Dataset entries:
▬▬▬▬▬▬

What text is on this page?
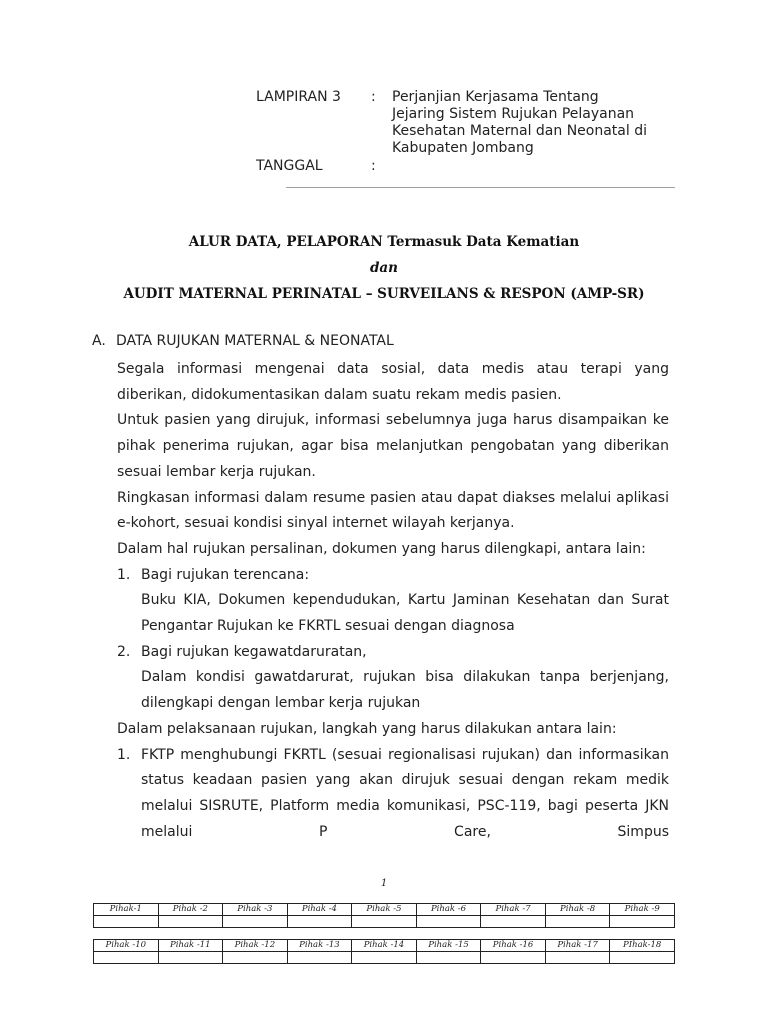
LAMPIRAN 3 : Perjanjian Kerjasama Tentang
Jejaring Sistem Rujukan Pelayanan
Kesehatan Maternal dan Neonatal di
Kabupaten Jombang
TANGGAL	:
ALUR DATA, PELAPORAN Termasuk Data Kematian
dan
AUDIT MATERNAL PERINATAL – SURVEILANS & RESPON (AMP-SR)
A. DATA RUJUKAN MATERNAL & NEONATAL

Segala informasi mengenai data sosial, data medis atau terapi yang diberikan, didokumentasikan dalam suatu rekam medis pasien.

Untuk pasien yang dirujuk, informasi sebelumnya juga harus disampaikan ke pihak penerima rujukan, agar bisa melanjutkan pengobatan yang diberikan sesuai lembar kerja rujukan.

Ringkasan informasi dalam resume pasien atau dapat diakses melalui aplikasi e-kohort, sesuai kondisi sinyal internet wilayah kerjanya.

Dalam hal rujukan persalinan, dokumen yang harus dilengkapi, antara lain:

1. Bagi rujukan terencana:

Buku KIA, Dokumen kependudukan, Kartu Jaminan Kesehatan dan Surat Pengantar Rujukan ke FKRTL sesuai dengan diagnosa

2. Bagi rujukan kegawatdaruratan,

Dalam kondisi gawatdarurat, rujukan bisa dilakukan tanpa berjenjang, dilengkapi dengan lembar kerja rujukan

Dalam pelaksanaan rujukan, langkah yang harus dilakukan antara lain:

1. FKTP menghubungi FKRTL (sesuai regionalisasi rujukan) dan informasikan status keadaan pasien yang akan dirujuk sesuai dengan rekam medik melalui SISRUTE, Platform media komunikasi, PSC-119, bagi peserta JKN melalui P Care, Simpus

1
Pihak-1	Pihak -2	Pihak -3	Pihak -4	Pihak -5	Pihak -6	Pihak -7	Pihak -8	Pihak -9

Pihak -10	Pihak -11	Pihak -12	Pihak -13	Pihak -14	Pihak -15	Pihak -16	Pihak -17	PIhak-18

▬▬▬▬▬▬

# Task statement
Copy all lines in the listing above where the string "dirujuk" appears.

# The output
Untuk pasien yang dirujuk, informasi sebelumnya juga harus disampaikan ke pihak penerima rujukan, agar bisa melanjutkan pengobatan yang diberikan sesuai lembar kerja rujukan.
1. FKTP menghubungi FKRTL (sesuai regionalisasi rujukan) dan informasikan status keadaan pasien yang akan dirujuk sesuai dengan rekam medik melalui SISRUTE, Platform media komunikasi, PSC-119, bagi peserta JKN melalui P Care, Simpus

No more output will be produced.